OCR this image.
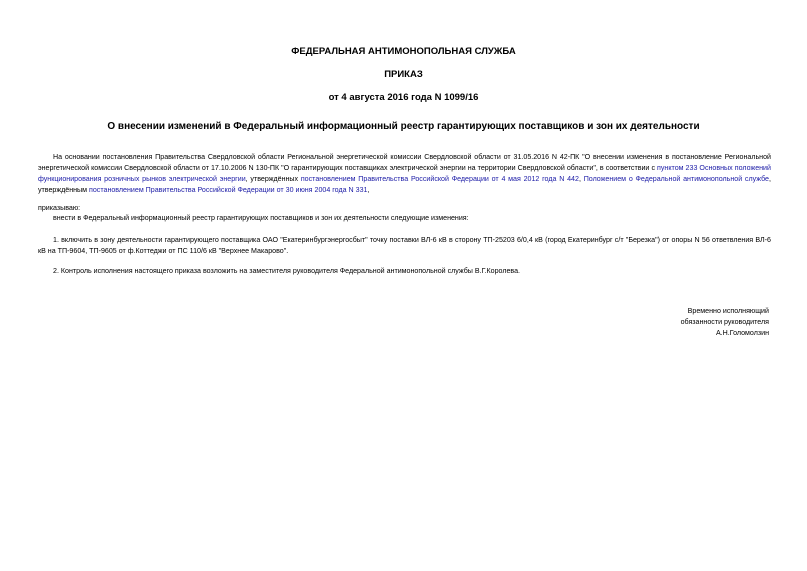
ФЕДЕРАЛЬНАЯ АНТИМОНОПОЛЬНАЯ СЛУЖБА
ПРИКАЗ
от 4 августа 2016 года N 1099/16
О внесении изменений в Федеральный информационный реестр гарантирующих поставщиков и зон их деятельности

На основании постановления Правительства Свердловской области Региональной энергетической комиссии Свердловской области от 31.05.2016 N 42-ПК "О внесении изменения в постановление Региональной энергетической комиссии Свердловской области от 17.10.2006 N 130-ПК "О гарантирующих поставщиках электрической энергии на территории Свердловской области", в соответствии с пунктом 233 Основных положений функционирования розничных рынков электрической энергии, утверждённых постановлением Правительства Российской Федерации от 4 мая 2012 года N 442, Положением о Федеральной антимонопольной службе, утверждённым постановлением Правительства Российской Федерации от 30 июня 2004 года N 331,

приказываю:

внести в Федеральный информационный реестр гарантирующих поставщиков и зон их деятельности следующие изменения:

1. включить в зону деятельности гарантирующего поставщика ОАО "Екатеринбургэнергосбыт" точку поставки ВЛ-6 кВ в сторону ТП-25203 6/0,4 кВ (город Екатеринбург с/т "Березка") от опоры N 56 ответвления ВЛ-6 кВ на ТП-9604, ТП-9605 от ф.Коттеджи от ПС 110/6 кВ "Верхнее Макарово".

2. Контроль исполнения настоящего приказа возложить на заместителя руководителя Федеральной антимонопольной службы В.Г.Королева.

Временно исполняющий
обязанности руководителя
А.Н.Голомолзин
· · · · ·
EXERCISE GOAL: Return each full line of the entries that contains the word "деятельности".

TASK RESULT:
О внесении изменений в Федеральный информационный реестр гарантирующих поставщиков и зон их деятельности
внести в Федеральный информационный реестр гарантирующих поставщиков и зон их деятельности следующие изменения:
1. включить в зону деятельности гарантирующего поставщика ОАО "Екатеринбургэнергосбыт" точку поставки ВЛ-6 кВ в сторону ТП-25203 6/0,4 кВ (город Екатеринбург с/т "Березка") от опоры N 56 ответвления ВЛ-6 кВ на ТП-9604, ТП-9605 от ф.Коттеджи от ПС 110/6 кВ "Верхнее Макарово".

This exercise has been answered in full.